[Data entries for graphics]
+-------+

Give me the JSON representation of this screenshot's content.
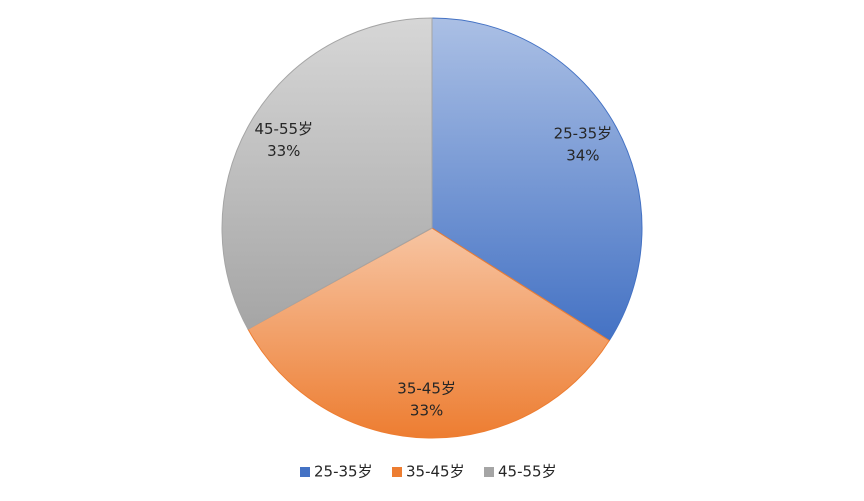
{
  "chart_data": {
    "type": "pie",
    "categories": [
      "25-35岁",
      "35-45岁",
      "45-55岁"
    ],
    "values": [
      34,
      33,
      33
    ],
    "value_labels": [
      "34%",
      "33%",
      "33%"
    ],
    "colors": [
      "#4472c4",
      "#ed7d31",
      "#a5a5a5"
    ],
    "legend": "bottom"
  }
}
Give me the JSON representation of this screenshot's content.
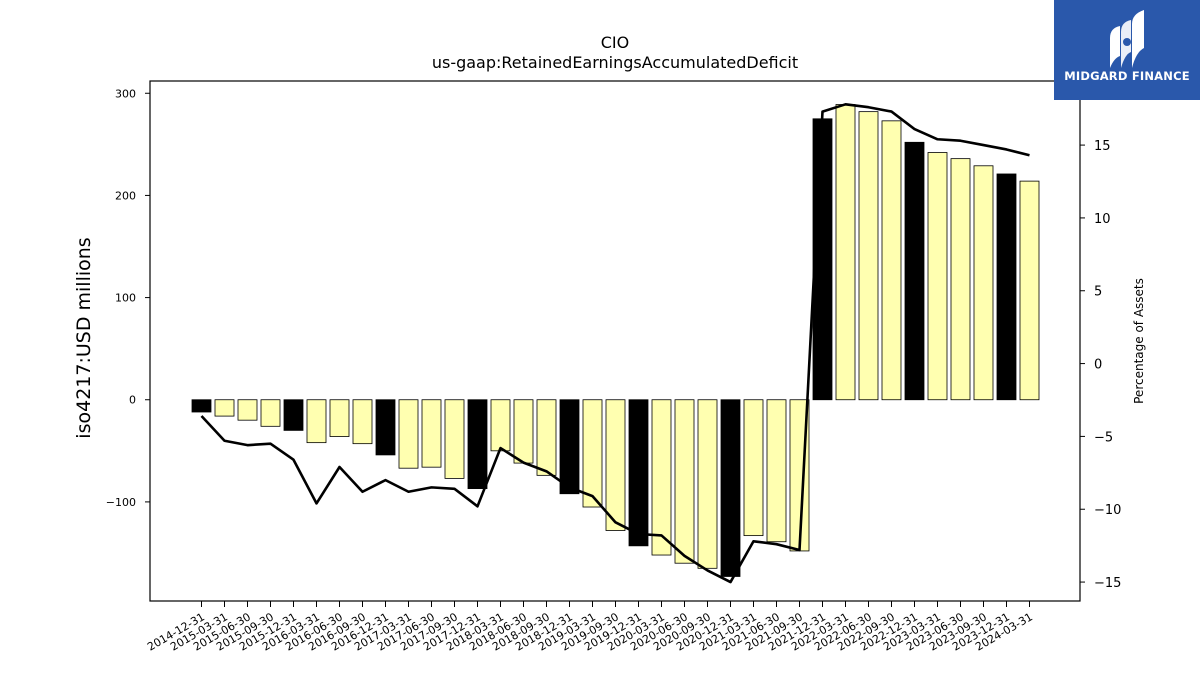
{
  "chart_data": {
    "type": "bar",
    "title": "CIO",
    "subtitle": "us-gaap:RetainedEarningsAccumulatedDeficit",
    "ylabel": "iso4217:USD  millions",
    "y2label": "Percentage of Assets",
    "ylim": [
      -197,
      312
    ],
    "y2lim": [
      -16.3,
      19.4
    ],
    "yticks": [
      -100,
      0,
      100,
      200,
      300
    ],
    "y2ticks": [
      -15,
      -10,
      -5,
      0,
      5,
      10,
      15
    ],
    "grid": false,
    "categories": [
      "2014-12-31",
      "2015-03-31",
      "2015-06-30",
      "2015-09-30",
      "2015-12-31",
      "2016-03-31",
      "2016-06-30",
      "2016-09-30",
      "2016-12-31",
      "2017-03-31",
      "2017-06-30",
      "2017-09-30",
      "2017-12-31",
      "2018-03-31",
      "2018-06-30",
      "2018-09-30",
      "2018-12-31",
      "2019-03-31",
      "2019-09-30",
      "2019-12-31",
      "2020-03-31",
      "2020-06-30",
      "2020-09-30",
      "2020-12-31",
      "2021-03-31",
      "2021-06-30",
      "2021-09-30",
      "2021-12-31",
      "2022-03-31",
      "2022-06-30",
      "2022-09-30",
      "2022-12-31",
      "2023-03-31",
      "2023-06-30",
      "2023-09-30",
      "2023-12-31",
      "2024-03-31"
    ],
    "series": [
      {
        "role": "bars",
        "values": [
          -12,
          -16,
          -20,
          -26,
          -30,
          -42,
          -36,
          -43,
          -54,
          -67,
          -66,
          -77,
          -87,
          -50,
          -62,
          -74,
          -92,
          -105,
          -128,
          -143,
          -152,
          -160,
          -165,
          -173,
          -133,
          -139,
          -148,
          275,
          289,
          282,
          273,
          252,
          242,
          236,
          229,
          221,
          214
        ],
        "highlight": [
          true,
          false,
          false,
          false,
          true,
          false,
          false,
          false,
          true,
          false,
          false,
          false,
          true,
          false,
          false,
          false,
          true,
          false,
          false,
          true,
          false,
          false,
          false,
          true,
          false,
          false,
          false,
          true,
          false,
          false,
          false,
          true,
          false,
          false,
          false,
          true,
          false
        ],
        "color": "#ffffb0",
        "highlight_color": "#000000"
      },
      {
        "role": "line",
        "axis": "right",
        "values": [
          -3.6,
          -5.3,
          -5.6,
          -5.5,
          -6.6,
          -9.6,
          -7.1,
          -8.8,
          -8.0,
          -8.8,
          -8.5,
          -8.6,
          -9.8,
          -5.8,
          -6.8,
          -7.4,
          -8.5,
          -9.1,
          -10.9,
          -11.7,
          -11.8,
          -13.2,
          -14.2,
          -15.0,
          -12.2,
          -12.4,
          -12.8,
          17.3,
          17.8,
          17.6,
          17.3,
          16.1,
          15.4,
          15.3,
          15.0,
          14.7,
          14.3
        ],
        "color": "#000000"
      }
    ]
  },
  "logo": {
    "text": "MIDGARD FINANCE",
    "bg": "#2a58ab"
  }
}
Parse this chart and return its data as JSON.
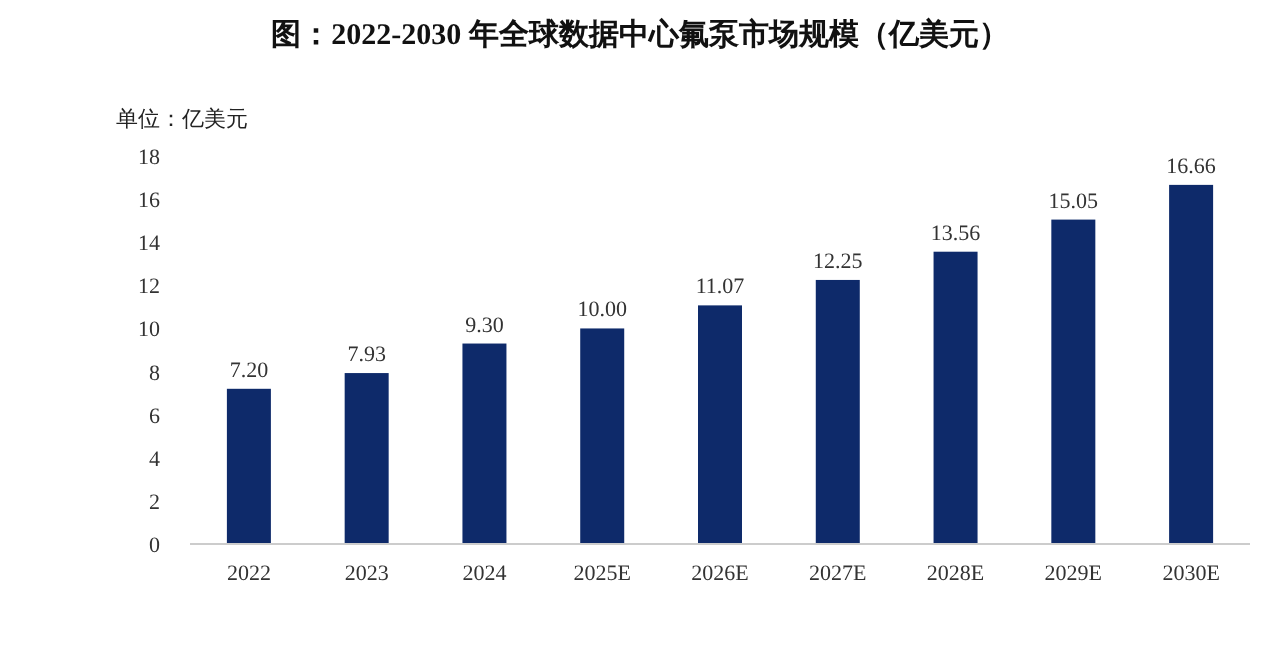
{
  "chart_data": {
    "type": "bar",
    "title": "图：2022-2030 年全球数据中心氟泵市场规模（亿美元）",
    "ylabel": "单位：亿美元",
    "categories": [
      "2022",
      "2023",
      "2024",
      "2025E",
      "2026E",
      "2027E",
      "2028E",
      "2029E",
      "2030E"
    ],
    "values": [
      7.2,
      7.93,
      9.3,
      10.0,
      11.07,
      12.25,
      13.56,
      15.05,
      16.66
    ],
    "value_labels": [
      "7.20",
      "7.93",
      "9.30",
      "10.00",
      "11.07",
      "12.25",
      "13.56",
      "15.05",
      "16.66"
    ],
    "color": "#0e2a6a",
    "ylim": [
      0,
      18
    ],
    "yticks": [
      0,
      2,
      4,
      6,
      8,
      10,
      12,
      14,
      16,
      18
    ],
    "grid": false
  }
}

+-------+

Give back, word for word, every line from the one holding "Parse this chart and return its data as JSON." through the last line of the listing. Pictures are excluded.

Parse this chart and return its data as JSON.
{
  "chart_data": {
    "type": "bar",
    "title": "图：2022-2030 年全球数据中心氟泵市场规模（亿美元）",
    "ylabel": "单位：亿美元",
    "categories": [
      "2022",
      "2023",
      "2024",
      "2025E",
      "2026E",
      "2027E",
      "2028E",
      "2029E",
      "2030E"
    ],
    "values": [
      7.2,
      7.93,
      9.3,
      10.0,
      11.07,
      12.25,
      13.56,
      15.05,
      16.66
    ],
    "value_labels": [
      "7.20",
      "7.93",
      "9.30",
      "10.00",
      "11.07",
      "12.25",
      "13.56",
      "15.05",
      "16.66"
    ],
    "color": "#0e2a6a",
    "ylim": [
      0,
      18
    ],
    "yticks": [
      0,
      2,
      4,
      6,
      8,
      10,
      12,
      14,
      16,
      18
    ],
    "grid": false
  }
}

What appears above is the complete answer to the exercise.